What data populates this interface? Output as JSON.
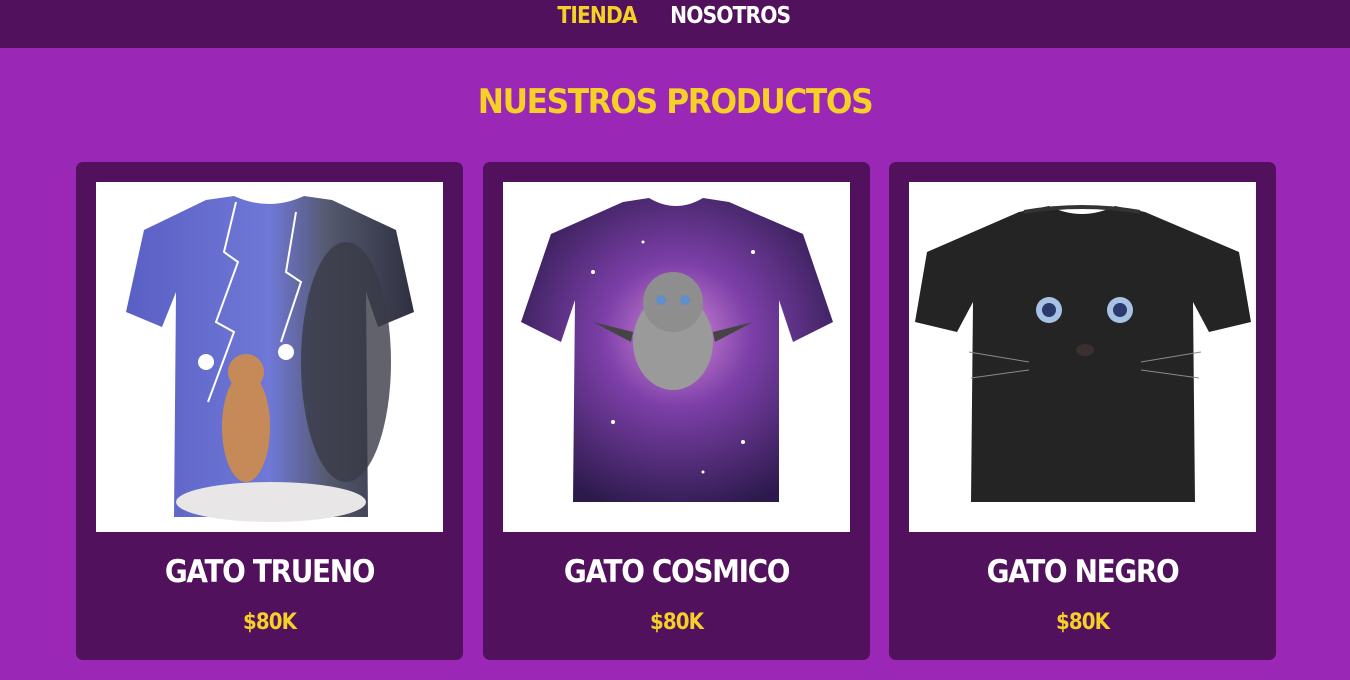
{
  "nav": {
    "items": [
      {
        "label": "TIENDA",
        "active": true
      },
      {
        "label": "NOSOTROS",
        "active": false
      }
    ]
  },
  "main": {
    "title": "NUESTROS PRODUCTOS"
  },
  "products": [
    {
      "name": "GATO TRUENO",
      "price": "$80K",
      "image": "thunder-cat-tshirt"
    },
    {
      "name": "GATO COSMICO",
      "price": "$80K",
      "image": "cosmic-cat-tshirt"
    },
    {
      "name": "GATO NEGRO",
      "price": "$80K",
      "image": "black-cat-tshirt"
    }
  ],
  "colors": {
    "background": "#9b27b6",
    "nav_bg": "#52115c",
    "card_bg": "#52115c",
    "accent": "#f5d026",
    "text": "#ffffff"
  }
}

◆ WORK INSTRUCTIONS ◆
Every entry must be reproduced exactly, with the images left out.

◆ TASK RESPONSE ◆
What data populates this interface? Output as JSON.
{
  "nav": {
    "items": [
      {
        "label": "TIENDA",
        "active": true
      },
      {
        "label": "NOSOTROS",
        "active": false
      }
    ]
  },
  "main": {
    "title": "NUESTROS PRODUCTOS"
  },
  "products": [
    {
      "name": "GATO TRUENO",
      "price": "$80K",
      "image": "thunder-cat-tshirt"
    },
    {
      "name": "GATO COSMICO",
      "price": "$80K",
      "image": "cosmic-cat-tshirt"
    },
    {
      "name": "GATO NEGRO",
      "price": "$80K",
      "image": "black-cat-tshirt"
    }
  ],
  "colors": {
    "background": "#9b27b6",
    "nav_bg": "#52115c",
    "card_bg": "#52115c",
    "accent": "#f5d026",
    "text": "#ffffff"
  }
}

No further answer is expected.